== MATERIAŁ DO ĆWICZENIA ==
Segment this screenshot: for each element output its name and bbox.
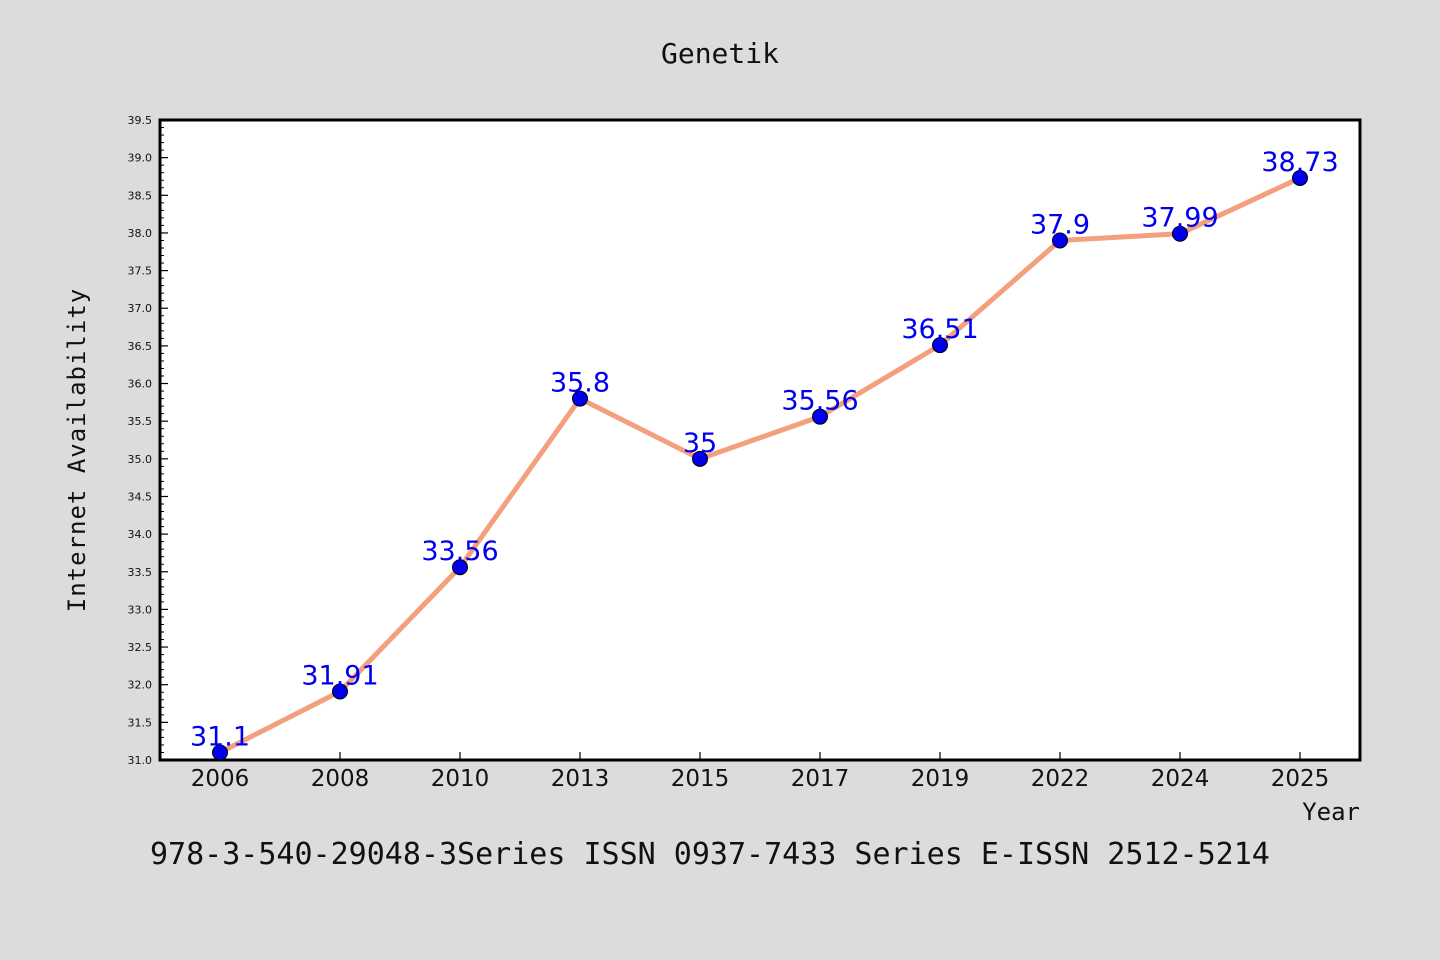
y-tick-label: 34.5	[128, 490, 153, 503]
x-tick-label: 2019	[911, 766, 970, 792]
x-tick-label: 2006	[191, 766, 250, 792]
y-tick-label: 35.0	[128, 453, 153, 466]
x-tick-label: 2015	[671, 766, 730, 792]
data-point	[1172, 225, 1188, 242]
data-label: 37.99	[1141, 203, 1218, 234]
chart-title: Genetik	[661, 37, 779, 70]
series-line	[217, 175, 1303, 755]
data-point	[1292, 169, 1308, 186]
data-point	[692, 450, 708, 467]
x-tick-label: 2025	[1271, 766, 1330, 792]
data-point	[812, 408, 828, 425]
y-axis: 31.0 31.5 32.0 32.5 33.0 33.5 34.0 34.5 35.0 35.5…	[128, 114, 168, 767]
y-tick-label: 36.0	[128, 378, 153, 391]
data-label: 31.1	[190, 721, 250, 752]
data-label: 33.56	[421, 536, 498, 567]
y-tick-label: 33.5	[128, 566, 153, 579]
x-axis: 2006 2008 2010 2013 2015 2017 2019 2022 2024 2025	[191, 752, 1330, 792]
data-label: 35.56	[781, 386, 858, 417]
x-tick-label: 2013	[551, 766, 610, 792]
y-tick-label: 37.5	[128, 265, 153, 278]
y-axis-label: Internet Availability	[63, 288, 91, 612]
x-tick-label: 2022	[1031, 766, 1090, 792]
data-label: 38.73	[1261, 147, 1338, 178]
y-tick-label: 38.5	[128, 189, 153, 202]
y-tick-label: 31.0	[128, 754, 153, 767]
y-tick-label: 35.5	[128, 415, 153, 428]
data-label: 31.91	[301, 660, 378, 691]
data-point	[452, 559, 468, 576]
x-tick-label: 2024	[1151, 766, 1210, 792]
y-tick-label: 33.0	[128, 603, 153, 616]
y-tick-label: 38.0	[128, 227, 153, 240]
series-group: 31.1 31.91 33.56 35.8 35 35.56 36.51 37.9 37.99 3…	[190, 147, 1339, 761]
y-tick-label: 39.0	[128, 152, 153, 165]
y-tick-label: 31.5	[128, 716, 153, 729]
data-label: 35	[683, 428, 717, 459]
data-point	[332, 683, 348, 700]
data-label: 36.51	[901, 314, 978, 345]
x-tick-label: 2008	[311, 766, 370, 792]
data-point	[212, 744, 228, 761]
data-point	[1052, 232, 1068, 249]
y-tick-label: 34.0	[128, 528, 153, 541]
data-point	[572, 390, 588, 407]
x-tick-label: 2017	[791, 766, 850, 792]
y-tick-label: 36.5	[128, 340, 153, 353]
data-label: 35.8	[550, 368, 610, 399]
y-tick-label: 32.5	[128, 641, 153, 654]
x-tick-label: 2010	[431, 766, 490, 792]
y-tick-label: 32.0	[128, 679, 153, 692]
data-point	[932, 337, 948, 354]
data-label: 37.9	[1030, 209, 1090, 240]
y-tick-label: 37.0	[128, 302, 153, 315]
x-axis-label: Year	[1302, 798, 1360, 826]
y-tick-label: 39.5	[128, 114, 153, 127]
footer-text: 978-3-540-29048-3Series ISSN 0937-7433 S…	[150, 837, 1270, 872]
===
TWOJE ZADANIE: Czy możesz powtórzyć słowo w słowo wszystkie wiersze materiału powyżej, pomijając w odpowiedzi obrazy?

PEŁNA ODPOWIEDŹ:
Segment this screenshot: for each element output its name and bbox.
y-tick-label: 34.5	[128, 490, 153, 503]
x-tick-label: 2019	[911, 766, 970, 792]
x-tick-label: 2006	[191, 766, 250, 792]
y-tick-label: 35.0	[128, 453, 153, 466]
x-tick-label: 2015	[671, 766, 730, 792]
data-point	[1172, 225, 1188, 242]
data-label: 37.99	[1141, 203, 1218, 234]
chart-title: Genetik	[661, 37, 779, 70]
series-line	[217, 175, 1303, 755]
data-point	[1292, 169, 1308, 186]
data-point	[692, 450, 708, 467]
x-tick-label: 2025	[1271, 766, 1330, 792]
data-point	[812, 408, 828, 425]
y-axis: 31.0 31.5 32.0 32.5 33.0 33.5 34.0 34.5 35.0 35.5…	[128, 114, 168, 767]
y-tick-label: 36.0	[128, 378, 153, 391]
data-label: 31.1	[190, 721, 250, 752]
data-label: 33.56	[421, 536, 498, 567]
y-tick-label: 33.5	[128, 566, 153, 579]
x-axis: 2006 2008 2010 2013 2015 2017 2019 2022 2024 2025	[191, 752, 1330, 792]
data-label: 35.56	[781, 386, 858, 417]
x-tick-label: 2013	[551, 766, 610, 792]
y-tick-label: 37.5	[128, 265, 153, 278]
y-axis-label: Internet Availability	[63, 288, 91, 612]
x-tick-label: 2022	[1031, 766, 1090, 792]
data-label: 38.73	[1261, 147, 1338, 178]
y-tick-label: 38.5	[128, 189, 153, 202]
y-tick-label: 31.0	[128, 754, 153, 767]
y-tick-label: 35.5	[128, 415, 153, 428]
data-label: 31.91	[301, 660, 378, 691]
data-point	[452, 559, 468, 576]
x-tick-label: 2024	[1151, 766, 1210, 792]
y-tick-label: 33.0	[128, 603, 153, 616]
y-tick-label: 38.0	[128, 227, 153, 240]
series-group: 31.1 31.91 33.56 35.8 35 35.56 36.51 37.9 37.99 3…	[190, 147, 1339, 761]
y-tick-label: 39.0	[128, 152, 153, 165]
y-tick-label: 31.5	[128, 716, 153, 729]
data-label: 35	[683, 428, 717, 459]
data-point	[332, 683, 348, 700]
data-label: 36.51	[901, 314, 978, 345]
x-tick-label: 2008	[311, 766, 370, 792]
data-point	[212, 744, 228, 761]
data-point	[1052, 232, 1068, 249]
y-tick-label: 34.0	[128, 528, 153, 541]
data-point	[572, 390, 588, 407]
x-tick-label: 2017	[791, 766, 850, 792]
y-tick-label: 36.5	[128, 340, 153, 353]
data-label: 35.8	[550, 368, 610, 399]
y-tick-label: 32.5	[128, 641, 153, 654]
x-tick-label: 2010	[431, 766, 490, 792]
y-tick-label: 32.0	[128, 679, 153, 692]
data-point	[932, 337, 948, 354]
data-label: 37.9	[1030, 209, 1090, 240]
y-tick-label: 37.0	[128, 302, 153, 315]
x-axis-label: Year	[1302, 798, 1360, 826]
y-tick-label: 39.5	[128, 114, 153, 127]
footer-text: 978-3-540-29048-3Series ISSN 0937-7433 S…	[150, 837, 1270, 872]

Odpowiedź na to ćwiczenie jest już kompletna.